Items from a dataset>
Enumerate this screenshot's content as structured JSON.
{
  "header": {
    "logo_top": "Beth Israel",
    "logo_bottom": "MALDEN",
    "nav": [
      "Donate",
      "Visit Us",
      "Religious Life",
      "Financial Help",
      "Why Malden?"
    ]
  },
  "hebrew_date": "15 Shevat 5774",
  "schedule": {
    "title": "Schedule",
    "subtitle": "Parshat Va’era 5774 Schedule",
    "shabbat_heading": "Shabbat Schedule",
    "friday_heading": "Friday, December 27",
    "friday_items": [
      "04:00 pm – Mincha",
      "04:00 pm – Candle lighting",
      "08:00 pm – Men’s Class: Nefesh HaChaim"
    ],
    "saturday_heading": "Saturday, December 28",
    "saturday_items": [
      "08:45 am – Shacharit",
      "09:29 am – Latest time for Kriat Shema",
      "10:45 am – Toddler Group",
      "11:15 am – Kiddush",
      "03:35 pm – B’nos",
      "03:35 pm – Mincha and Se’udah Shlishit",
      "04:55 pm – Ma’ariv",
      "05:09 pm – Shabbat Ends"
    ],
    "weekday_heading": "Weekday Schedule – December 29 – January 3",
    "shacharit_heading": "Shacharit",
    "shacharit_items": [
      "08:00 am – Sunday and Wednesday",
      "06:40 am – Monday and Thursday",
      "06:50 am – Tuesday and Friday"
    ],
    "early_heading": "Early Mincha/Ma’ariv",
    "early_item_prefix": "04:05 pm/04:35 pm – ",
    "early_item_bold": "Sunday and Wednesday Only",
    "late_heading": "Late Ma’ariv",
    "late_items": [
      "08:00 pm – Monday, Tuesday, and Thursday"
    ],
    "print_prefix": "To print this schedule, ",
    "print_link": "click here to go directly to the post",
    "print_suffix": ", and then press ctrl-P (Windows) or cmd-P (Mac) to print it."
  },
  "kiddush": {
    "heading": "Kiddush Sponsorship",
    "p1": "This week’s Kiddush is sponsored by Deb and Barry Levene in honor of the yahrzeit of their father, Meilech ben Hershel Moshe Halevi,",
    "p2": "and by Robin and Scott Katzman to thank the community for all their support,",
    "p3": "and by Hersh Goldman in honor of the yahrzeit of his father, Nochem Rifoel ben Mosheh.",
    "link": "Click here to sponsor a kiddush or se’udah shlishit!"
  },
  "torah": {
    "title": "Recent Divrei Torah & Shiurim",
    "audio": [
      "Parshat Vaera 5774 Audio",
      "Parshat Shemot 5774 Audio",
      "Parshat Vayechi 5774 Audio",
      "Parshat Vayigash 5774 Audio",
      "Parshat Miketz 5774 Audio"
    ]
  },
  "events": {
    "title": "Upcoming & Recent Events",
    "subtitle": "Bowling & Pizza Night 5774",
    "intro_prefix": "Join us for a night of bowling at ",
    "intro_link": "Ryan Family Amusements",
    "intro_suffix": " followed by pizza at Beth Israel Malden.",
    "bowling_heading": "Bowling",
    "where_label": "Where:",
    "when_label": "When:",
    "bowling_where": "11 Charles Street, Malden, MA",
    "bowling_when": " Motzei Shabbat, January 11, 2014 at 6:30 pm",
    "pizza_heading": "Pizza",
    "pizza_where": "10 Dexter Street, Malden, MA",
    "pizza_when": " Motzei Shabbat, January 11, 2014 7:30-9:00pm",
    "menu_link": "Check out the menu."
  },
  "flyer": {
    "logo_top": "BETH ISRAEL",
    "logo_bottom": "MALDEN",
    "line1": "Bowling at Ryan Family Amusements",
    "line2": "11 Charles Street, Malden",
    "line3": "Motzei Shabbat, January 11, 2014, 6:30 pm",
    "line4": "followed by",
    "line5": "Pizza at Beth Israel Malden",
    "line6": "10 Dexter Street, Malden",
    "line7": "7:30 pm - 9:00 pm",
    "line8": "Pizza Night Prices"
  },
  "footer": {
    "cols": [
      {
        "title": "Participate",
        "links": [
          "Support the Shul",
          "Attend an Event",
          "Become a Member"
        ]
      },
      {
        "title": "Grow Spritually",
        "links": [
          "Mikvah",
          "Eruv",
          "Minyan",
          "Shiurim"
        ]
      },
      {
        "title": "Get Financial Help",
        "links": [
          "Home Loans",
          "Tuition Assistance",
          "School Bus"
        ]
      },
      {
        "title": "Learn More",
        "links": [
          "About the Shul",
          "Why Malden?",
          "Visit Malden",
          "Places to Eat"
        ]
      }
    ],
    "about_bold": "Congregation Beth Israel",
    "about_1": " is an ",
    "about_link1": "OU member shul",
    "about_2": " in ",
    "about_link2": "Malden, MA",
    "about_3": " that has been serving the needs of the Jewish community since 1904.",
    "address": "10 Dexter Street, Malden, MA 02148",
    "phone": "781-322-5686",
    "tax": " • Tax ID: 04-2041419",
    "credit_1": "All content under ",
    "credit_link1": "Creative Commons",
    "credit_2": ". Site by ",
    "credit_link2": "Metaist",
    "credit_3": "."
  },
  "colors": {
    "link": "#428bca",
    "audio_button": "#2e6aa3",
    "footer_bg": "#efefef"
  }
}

Set exercise> Repeat the lines above exactly.

Exercise response>
Enumerate this screenshot's content as structured JSON.
{
  "header": {
    "logo_top": "Beth Israel",
    "logo_bottom": "MALDEN",
    "nav": [
      "Donate",
      "Visit Us",
      "Religious Life",
      "Financial Help",
      "Why Malden?"
    ]
  },
  "hebrew_date": "15 Shevat 5774",
  "schedule": {
    "title": "Schedule",
    "subtitle": "Parshat Va’era 5774 Schedule",
    "shabbat_heading": "Shabbat Schedule",
    "friday_heading": "Friday, December 27",
    "friday_items": [
      "04:00 pm – Mincha",
      "04:00 pm – Candle lighting",
      "08:00 pm – Men’s Class: Nefesh HaChaim"
    ],
    "saturday_heading": "Saturday, December 28",
    "saturday_items": [
      "08:45 am – Shacharit",
      "09:29 am – Latest time for Kriat Shema",
      "10:45 am – Toddler Group",
      "11:15 am – Kiddush",
      "03:35 pm – B’nos",
      "03:35 pm – Mincha and Se’udah Shlishit",
      "04:55 pm – Ma’ariv",
      "05:09 pm – Shabbat Ends"
    ],
    "weekday_heading": "Weekday Schedule – December 29 – January 3",
    "shacharit_heading": "Shacharit",
    "shacharit_items": [
      "08:00 am – Sunday and Wednesday",
      "06:40 am – Monday and Thursday",
      "06:50 am – Tuesday and Friday"
    ],
    "early_heading": "Early Mincha/Ma’ariv",
    "early_item_prefix": "04:05 pm/04:35 pm – ",
    "early_item_bold": "Sunday and Wednesday Only",
    "late_heading": "Late Ma’ariv",
    "late_items": [
      "08:00 pm – Monday, Tuesday, and Thursday"
    ],
    "print_prefix": "To print this schedule, ",
    "print_link": "click here to go directly to the post",
    "print_suffix": ", and then press ctrl-P (Windows) or cmd-P (Mac) to print it."
  },
  "kiddush": {
    "heading": "Kiddush Sponsorship",
    "p1": "This week’s Kiddush is sponsored by Deb and Barry Levene in honor of the yahrzeit of their father, Meilech ben Hershel Moshe Halevi,",
    "p2": "and by Robin and Scott Katzman to thank the community for all their support,",
    "p3": "and by Hersh Goldman in honor of the yahrzeit of his father, Nochem Rifoel ben Mosheh.",
    "link": "Click here to sponsor a kiddush or se’udah shlishit!"
  },
  "torah": {
    "title": "Recent Divrei Torah & Shiurim",
    "audio": [
      "Parshat Vaera 5774 Audio",
      "Parshat Shemot 5774 Audio",
      "Parshat Vayechi 5774 Audio",
      "Parshat Vayigash 5774 Audio",
      "Parshat Miketz 5774 Audio"
    ]
  },
  "events": {
    "title": "Upcoming & Recent Events",
    "subtitle": "Bowling & Pizza Night 5774",
    "intro_prefix": "Join us for a night of bowling at ",
    "intro_link": "Ryan Family Amusements",
    "intro_suffix": " followed by pizza at Beth Israel Malden.",
    "bowling_heading": "Bowling",
    "where_label": "Where:",
    "when_label": "When:",
    "bowling_where": "11 Charles Street, Malden, MA",
    "bowling_when": " Motzei Shabbat, January 11, 2014 at 6:30 pm",
    "pizza_heading": "Pizza",
    "pizza_where": "10 Dexter Street, Malden, MA",
    "pizza_when": " Motzei Shabbat, January 11, 2014 7:30-9:00pm",
    "menu_link": "Check out the menu."
  },
  "flyer": {
    "logo_top": "BETH ISRAEL",
    "logo_bottom": "MALDEN",
    "line1": "Bowling at Ryan Family Amusements",
    "line2": "11 Charles Street, Malden",
    "line3": "Motzei Shabbat, January 11, 2014, 6:30 pm",
    "line4": "followed by",
    "line5": "Pizza at Beth Israel Malden",
    "line6": "10 Dexter Street, Malden",
    "line7": "7:30 pm - 9:00 pm",
    "line8": "Pizza Night Prices"
  },
  "footer": {
    "cols": [
      {
        "title": "Participate",
        "links": [
          "Support the Shul",
          "Attend an Event",
          "Become a Member"
        ]
      },
      {
        "title": "Grow Spritually",
        "links": [
          "Mikvah",
          "Eruv",
          "Minyan",
          "Shiurim"
        ]
      },
      {
        "title": "Get Financial Help",
        "links": [
          "Home Loans",
          "Tuition Assistance",
          "School Bus"
        ]
      },
      {
        "title": "Learn More",
        "links": [
          "About the Shul",
          "Why Malden?",
          "Visit Malden",
          "Places to Eat"
        ]
      }
    ],
    "about_bold": "Congregation Beth Israel",
    "about_1": " is an ",
    "about_link1": "OU member shul",
    "about_2": " in ",
    "about_link2": "Malden, MA",
    "about_3": " that has been serving the needs of the Jewish community since 1904.",
    "address": "10 Dexter Street, Malden, MA 02148",
    "phone": "781-322-5686",
    "tax": " • Tax ID: 04-2041419",
    "credit_1": "All content under ",
    "credit_link1": "Creative Commons",
    "credit_2": ". Site by ",
    "credit_link2": "Metaist",
    "credit_3": "."
  },
  "colors": {
    "link": "#428bca",
    "audio_button": "#2e6aa3",
    "footer_bg": "#efefef"
  }
}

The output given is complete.